■ **Required work**
Gather every line in the records below that contains the word "section".

■ **Data in this exercise**
■ ■ ■ ■ ■ ■ ■

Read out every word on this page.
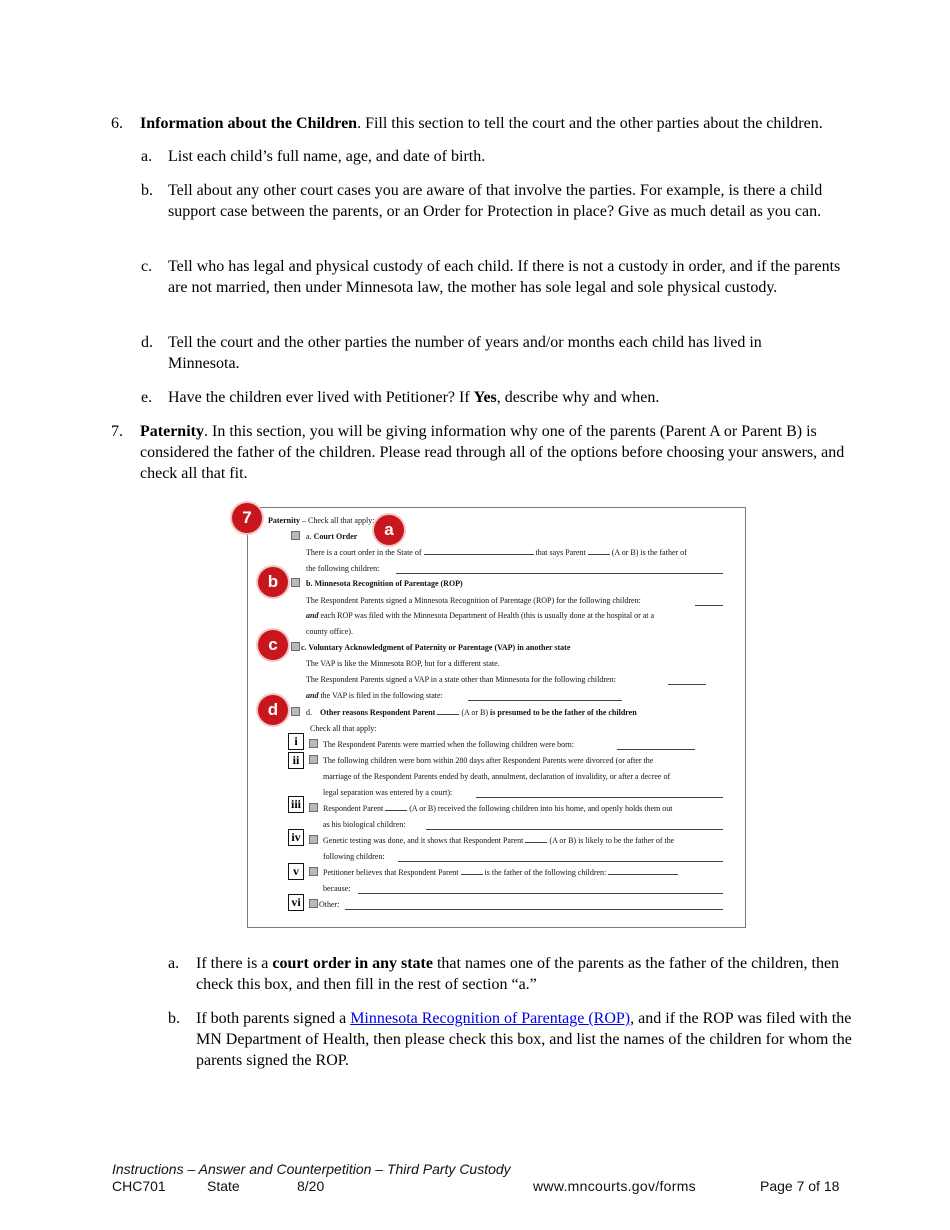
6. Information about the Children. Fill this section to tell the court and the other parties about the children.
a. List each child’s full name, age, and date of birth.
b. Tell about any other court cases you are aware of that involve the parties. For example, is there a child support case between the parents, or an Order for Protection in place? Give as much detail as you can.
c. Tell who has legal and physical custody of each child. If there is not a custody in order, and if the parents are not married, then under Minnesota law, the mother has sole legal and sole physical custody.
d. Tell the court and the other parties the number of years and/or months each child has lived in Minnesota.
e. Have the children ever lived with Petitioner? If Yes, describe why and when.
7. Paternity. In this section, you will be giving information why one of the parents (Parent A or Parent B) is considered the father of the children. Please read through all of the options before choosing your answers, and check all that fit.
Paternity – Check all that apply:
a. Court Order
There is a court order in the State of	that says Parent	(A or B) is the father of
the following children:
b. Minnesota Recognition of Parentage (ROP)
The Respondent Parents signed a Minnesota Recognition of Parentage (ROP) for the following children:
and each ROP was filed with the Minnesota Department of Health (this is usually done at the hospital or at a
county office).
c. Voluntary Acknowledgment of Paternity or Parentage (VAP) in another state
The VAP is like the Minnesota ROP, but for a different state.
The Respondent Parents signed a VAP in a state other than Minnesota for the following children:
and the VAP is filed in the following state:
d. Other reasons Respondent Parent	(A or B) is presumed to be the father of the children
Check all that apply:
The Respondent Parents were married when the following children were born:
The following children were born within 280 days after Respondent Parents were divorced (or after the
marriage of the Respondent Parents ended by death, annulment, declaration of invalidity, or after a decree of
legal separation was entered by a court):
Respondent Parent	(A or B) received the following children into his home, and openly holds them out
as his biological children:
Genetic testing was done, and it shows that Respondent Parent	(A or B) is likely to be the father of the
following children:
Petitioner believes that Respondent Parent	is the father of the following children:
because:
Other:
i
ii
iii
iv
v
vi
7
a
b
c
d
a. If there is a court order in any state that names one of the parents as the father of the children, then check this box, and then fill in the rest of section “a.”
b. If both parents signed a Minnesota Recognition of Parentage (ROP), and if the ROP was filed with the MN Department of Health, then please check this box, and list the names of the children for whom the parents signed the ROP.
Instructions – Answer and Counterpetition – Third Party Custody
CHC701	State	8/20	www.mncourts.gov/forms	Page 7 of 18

■ ■ ■ ■ ■ ■ ■

■ **The reply**
6. Information about the Children. Fill this section to tell the court and the other parties about the children.
7. Paternity. In this section, you will be giving information why one of the parents (Parent A or Parent B) is considered the father of the children. Please read through all of the options before choosing your answers, and check all that fit.
a. If there is a court order in any state that names one of the parents as the father of the children, then check this box, and then fill in the rest of section “a.”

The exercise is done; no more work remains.